Listed records start

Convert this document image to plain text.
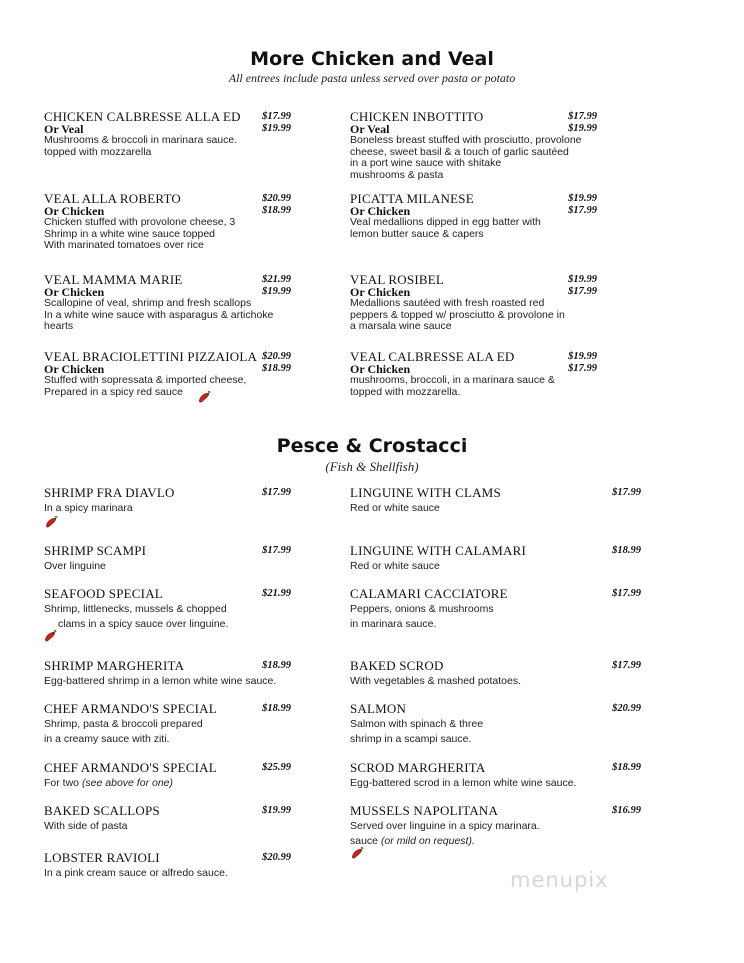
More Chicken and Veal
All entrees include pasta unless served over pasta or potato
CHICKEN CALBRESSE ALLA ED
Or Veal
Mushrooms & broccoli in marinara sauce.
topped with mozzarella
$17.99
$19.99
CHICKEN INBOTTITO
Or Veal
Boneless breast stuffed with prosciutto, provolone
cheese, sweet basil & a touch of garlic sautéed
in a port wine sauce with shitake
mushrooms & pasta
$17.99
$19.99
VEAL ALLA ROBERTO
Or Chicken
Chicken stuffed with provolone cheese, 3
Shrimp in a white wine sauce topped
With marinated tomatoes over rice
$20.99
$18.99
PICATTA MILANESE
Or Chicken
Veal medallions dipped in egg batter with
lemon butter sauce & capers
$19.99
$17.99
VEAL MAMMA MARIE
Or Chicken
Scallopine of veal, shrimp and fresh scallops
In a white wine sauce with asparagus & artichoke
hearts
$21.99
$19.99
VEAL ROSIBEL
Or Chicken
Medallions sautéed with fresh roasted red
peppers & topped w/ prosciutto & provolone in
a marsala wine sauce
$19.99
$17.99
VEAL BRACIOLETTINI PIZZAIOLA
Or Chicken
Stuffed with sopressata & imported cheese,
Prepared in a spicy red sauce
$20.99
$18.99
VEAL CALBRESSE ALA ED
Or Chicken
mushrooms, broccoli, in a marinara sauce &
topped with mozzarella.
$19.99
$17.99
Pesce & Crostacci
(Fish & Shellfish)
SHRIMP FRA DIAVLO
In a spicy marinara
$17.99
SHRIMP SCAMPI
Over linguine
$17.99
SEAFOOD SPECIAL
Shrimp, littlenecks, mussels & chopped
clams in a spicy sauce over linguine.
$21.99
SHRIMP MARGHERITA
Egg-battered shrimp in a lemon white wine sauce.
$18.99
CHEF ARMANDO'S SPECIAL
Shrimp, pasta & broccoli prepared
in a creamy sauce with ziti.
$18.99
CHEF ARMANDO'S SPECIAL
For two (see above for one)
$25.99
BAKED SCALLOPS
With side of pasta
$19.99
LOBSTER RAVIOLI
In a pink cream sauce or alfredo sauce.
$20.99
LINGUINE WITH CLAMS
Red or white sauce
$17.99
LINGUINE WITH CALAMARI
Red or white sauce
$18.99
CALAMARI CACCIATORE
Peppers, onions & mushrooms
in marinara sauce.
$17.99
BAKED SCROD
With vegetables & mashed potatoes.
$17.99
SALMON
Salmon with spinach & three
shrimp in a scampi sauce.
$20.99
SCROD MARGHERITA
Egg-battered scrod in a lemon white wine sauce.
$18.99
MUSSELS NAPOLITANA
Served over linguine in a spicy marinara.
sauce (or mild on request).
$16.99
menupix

Listed records end

Objective — Copy every line above word for word and exclude the pictures.

Output of the exercise —
Convert this document image to plain text.
More Chicken and Veal
All entrees include pasta unless served over pasta or potato
CHICKEN CALBRESSE ALLA ED
Or Veal
Mushrooms & broccoli in marinara sauce.
topped with mozzarella
$17.99
$19.99
CHICKEN INBOTTITO
Or Veal
Boneless breast stuffed with prosciutto, provolone
cheese, sweet basil & a touch of garlic sautéed
in a port wine sauce with shitake
mushrooms & pasta
$17.99
$19.99
VEAL ALLA ROBERTO
Or Chicken
Chicken stuffed with provolone cheese, 3
Shrimp in a white wine sauce topped
With marinated tomatoes over rice
$20.99
$18.99
PICATTA MILANESE
Or Chicken
Veal medallions dipped in egg batter with
lemon butter sauce & capers
$19.99
$17.99
VEAL MAMMA MARIE
Or Chicken
Scallopine of veal, shrimp and fresh scallops
In a white wine sauce with asparagus & artichoke
hearts
$21.99
$19.99
VEAL ROSIBEL
Or Chicken
Medallions sautéed with fresh roasted red
peppers & topped w/ prosciutto & provolone in
a marsala wine sauce
$19.99
$17.99
VEAL BRACIOLETTINI PIZZAIOLA
Or Chicken
Stuffed with sopressata & imported cheese,
Prepared in a spicy red sauce
$20.99
$18.99
VEAL CALBRESSE ALA ED
Or Chicken
mushrooms, broccoli, in a marinara sauce &
topped with mozzarella.
$19.99
$17.99
Pesce & Crostacci
(Fish & Shellfish)
SHRIMP FRA DIAVLO
In a spicy marinara
$17.99
SHRIMP SCAMPI
Over linguine
$17.99
SEAFOOD SPECIAL
Shrimp, littlenecks, mussels & chopped
clams in a spicy sauce over linguine.
$21.99
SHRIMP MARGHERITA
Egg-battered shrimp in a lemon white wine sauce.
$18.99
CHEF ARMANDO'S SPECIAL
Shrimp, pasta & broccoli prepared
in a creamy sauce with ziti.
$18.99
CHEF ARMANDO'S SPECIAL
For two (see above for one)
$25.99
BAKED SCALLOPS
With side of pasta
$19.99
LOBSTER RAVIOLI
In a pink cream sauce or alfredo sauce.
$20.99
LINGUINE WITH CLAMS
Red or white sauce
$17.99
LINGUINE WITH CALAMARI
Red or white sauce
$18.99
CALAMARI CACCIATORE
Peppers, onions & mushrooms
in marinara sauce.
$17.99
BAKED SCROD
With vegetables & mashed potatoes.
$17.99
SALMON
Salmon with spinach & three
shrimp in a scampi sauce.
$20.99
SCROD MARGHERITA
Egg-battered scrod in a lemon white wine sauce.
$18.99
MUSSELS NAPOLITANA
Served over linguine in a spicy marinara.
sauce (or mild on request).
$16.99
menupix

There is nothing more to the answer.